> _EXERCISE DIRECTIONS_: Print all the data, keeping every line exactly as it is.

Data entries
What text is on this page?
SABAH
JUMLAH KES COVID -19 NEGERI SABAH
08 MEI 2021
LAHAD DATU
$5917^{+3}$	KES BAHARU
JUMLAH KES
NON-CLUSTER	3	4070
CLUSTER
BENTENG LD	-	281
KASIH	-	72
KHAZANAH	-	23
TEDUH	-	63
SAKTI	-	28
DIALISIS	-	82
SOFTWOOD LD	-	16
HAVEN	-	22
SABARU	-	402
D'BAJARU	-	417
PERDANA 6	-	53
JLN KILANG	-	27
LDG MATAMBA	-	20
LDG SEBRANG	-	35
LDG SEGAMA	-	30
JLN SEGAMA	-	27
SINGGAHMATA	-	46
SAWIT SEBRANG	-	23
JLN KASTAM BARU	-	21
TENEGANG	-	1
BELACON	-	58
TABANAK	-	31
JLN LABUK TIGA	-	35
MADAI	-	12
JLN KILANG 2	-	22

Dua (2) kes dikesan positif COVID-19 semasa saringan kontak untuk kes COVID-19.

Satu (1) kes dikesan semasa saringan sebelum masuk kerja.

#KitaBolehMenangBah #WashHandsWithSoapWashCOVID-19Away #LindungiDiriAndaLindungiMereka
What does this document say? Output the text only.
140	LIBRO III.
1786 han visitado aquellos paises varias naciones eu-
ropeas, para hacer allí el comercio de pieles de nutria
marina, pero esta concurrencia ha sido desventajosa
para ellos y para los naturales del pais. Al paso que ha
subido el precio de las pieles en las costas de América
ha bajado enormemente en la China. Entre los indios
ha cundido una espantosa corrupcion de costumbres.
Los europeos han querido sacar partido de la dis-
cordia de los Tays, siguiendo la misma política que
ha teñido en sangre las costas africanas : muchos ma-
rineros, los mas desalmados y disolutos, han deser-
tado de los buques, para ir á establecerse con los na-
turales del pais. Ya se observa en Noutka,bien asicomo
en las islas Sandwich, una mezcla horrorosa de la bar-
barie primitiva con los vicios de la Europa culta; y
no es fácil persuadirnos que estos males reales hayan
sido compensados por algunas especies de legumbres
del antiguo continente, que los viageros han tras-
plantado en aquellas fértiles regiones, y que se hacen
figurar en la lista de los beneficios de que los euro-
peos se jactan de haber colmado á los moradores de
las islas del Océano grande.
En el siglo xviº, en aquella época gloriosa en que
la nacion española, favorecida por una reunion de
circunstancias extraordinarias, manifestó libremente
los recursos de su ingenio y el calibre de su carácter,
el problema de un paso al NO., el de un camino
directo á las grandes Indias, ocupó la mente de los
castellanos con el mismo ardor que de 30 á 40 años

> _REPLY TO THE TASK_:
What text is on this page?
SABAH
JUMLAH KES COVID -19 NEGERI SABAH
08 MEI 2021
LAHAD DATU
$5917^{+3}$	KES BAHARU
JUMLAH KES
NON-CLUSTER	3	4070
CLUSTER
BENTENG LD	-	281
KASIH	-	72
KHAZANAH	-	23
TEDUH	-	63
SAKTI	-	28
DIALISIS	-	82
SOFTWOOD LD	-	16
HAVEN	-	22
SABARU	-	402
D'BAJARU	-	417
PERDANA 6	-	53
JLN KILANG	-	27
LDG MATAMBA	-	20
LDG SEBRANG	-	35
LDG SEGAMA	-	30
JLN SEGAMA	-	27
SINGGAHMATA	-	46
SAWIT SEBRANG	-	23
JLN KASTAM BARU	-	21
TENEGANG	-	1
BELACON	-	58
TABANAK	-	31
JLN LABUK TIGA	-	35
MADAI	-	12
JLN KILANG 2	-	22

Dua (2) kes dikesan positif COVID-19 semasa saringan kontak untuk kes COVID-19.

Satu (1) kes dikesan semasa saringan sebelum masuk kerja.

#KitaBolehMenangBah #WashHandsWithSoapWashCOVID-19Away #LindungiDiriAndaLindungiMereka
What does this document say? Output the text only.
140	LIBRO III.
1786 han visitado aquellos paises varias naciones eu-
ropeas, para hacer allí el comercio de pieles de nutria
marina, pero esta concurrencia ha sido desventajosa
para ellos y para los naturales del pais. Al paso que ha
subido el precio de las pieles en las costas de América
ha bajado enormemente en la China. Entre los indios
ha cundido una espantosa corrupcion de costumbres.
Los europeos han querido sacar partido de la dis-
cordia de los Tays, siguiendo la misma política que
ha teñido en sangre las costas africanas : muchos ma-
rineros, los mas desalmados y disolutos, han deser-
tado de los buques, para ir á establecerse con los na-
turales del pais. Ya se observa en Noutka,bien asicomo
en las islas Sandwich, una mezcla horrorosa de la bar-
barie primitiva con los vicios de la Europa culta; y
no es fácil persuadirnos que estos males reales hayan
sido compensados por algunas especies de legumbres
del antiguo continente, que los viageros han tras-
plantado en aquellas fértiles regiones, y que se hacen
figurar en la lista de los beneficios de que los euro-
peos se jactan de haber colmado á los moradores de
las islas del Océano grande.
En el siglo xviº, en aquella época gloriosa en que
la nacion española, favorecida por una reunion de
circunstancias extraordinarias, manifestó libremente
los recursos de su ingenio y el calibre de su carácter,
el problema de un paso al NO., el de un camino
directo á las grandes Indias, ocupó la mente de los
castellanos con el mismo ardor que de 30 á 40 años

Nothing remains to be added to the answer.